┌────────

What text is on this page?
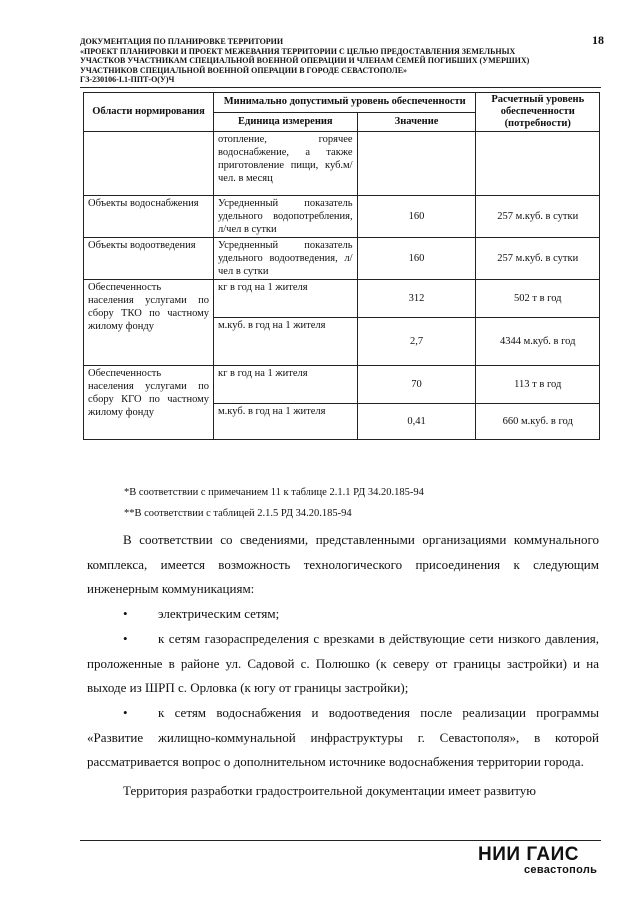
ДОКУМЕНТАЦИЯ ПО ПЛАНИРОВКЕ ТЕРРИТОРИИ
«ПРОЕКТ ПЛАНИРОВКИ И ПРОЕКТ МЕЖЕВАНИЯ ТЕРРИТОРИИ С ЦЕЛЬЮ ПРЕДОСТАВЛЕНИЯ ЗЕМЕЛЬНЫХ
УЧАСТКОВ УЧАСТНИКАМ СПЕЦИАЛЬНОЙ ВОЕННОЙ ОПЕРАЦИИ И ЧЛЕНАМ СЕМЕЙ ПОГИБШИХ (УМЕРШИХ)
УЧАСТНИКОВ СПЕЦИАЛЬНОЙ ВОЕННОЙ ОПЕРАЦИИ В ГОРОДЕ СЕВАСТОПОЛЕ»
ГЗ-230106-I.1-ППТ-О(У)Ч
18
Области нормирования	Минимально допустимый уровень обеспеченности		Расчетный уровень обеспеченности (потребности)
	Единица измерения	Значение	
	отопление, горячее водоснабжение, а также приготовление пищи, куб.м/чел. в месяц		
Объекты водоснабжения	Усредненный показатель удельного водопотребления, л/чел в сутки	160	257 м.куб. в сутки
Объекты водоотведения	Усредненный показатель удельного водоотведения, л/чел в сутки	160	257 м.куб. в сутки
Обеспеченность населения услугами по сбору ТКО по частному жилому фонду	кг в год на 1 жителя	312	502 т в год
	м.куб. в год на 1 жителя	2,7	4344 м.куб. в год
Обеспеченность населения услугами по сбору КГО по частному жилому фонду	кг в год на 1 жителя	70	113 т в год
	м.куб. в год на 1 жителя	0,41	660 м.куб. в год
*В соответствии с примечанием 11 к таблице 2.1.1 РД 34.20.185-94
**В соответствии с таблицей 2.1.5 РД 34.20.185-94

В соответствии со сведениями, представленными организациями коммунального комплекса, имеется возможность технологического присоединения к следующим инженерным коммуникациям:

• электрическим сетям;
• к сетям газораспределения с врезками в действующие сети низкого давления, проложенные в районе ул. Садовой с. Полюшко (к северу от границы застройки) и на выходе из ШРП с. Орловка (к югу от границы застройки);
• к сетям водоснабжения и водоотведения после реализации программы «Развитие жилищно-коммунальной инфраструктуры г. Севастополя», в которой рассматривается вопрос о дополнительном источнике водоснабжения территории города.

Территория разработки градостроительной документации имеет развитую

НИИ ГАИС
севастополь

└────────

In the entries above, identify each line that includes the string "соответствии", then copy it.

*В соответствии с примечанием 11 к таблице 2.1.1 РД 34.20.185-94
**В соответствии с таблицей 2.1.5 РД 34.20.185-94
В соответствии со сведениями, представленными организациями коммунального комплекса, имеется возможность технологического присоединения к следующим инженерным коммуникациям:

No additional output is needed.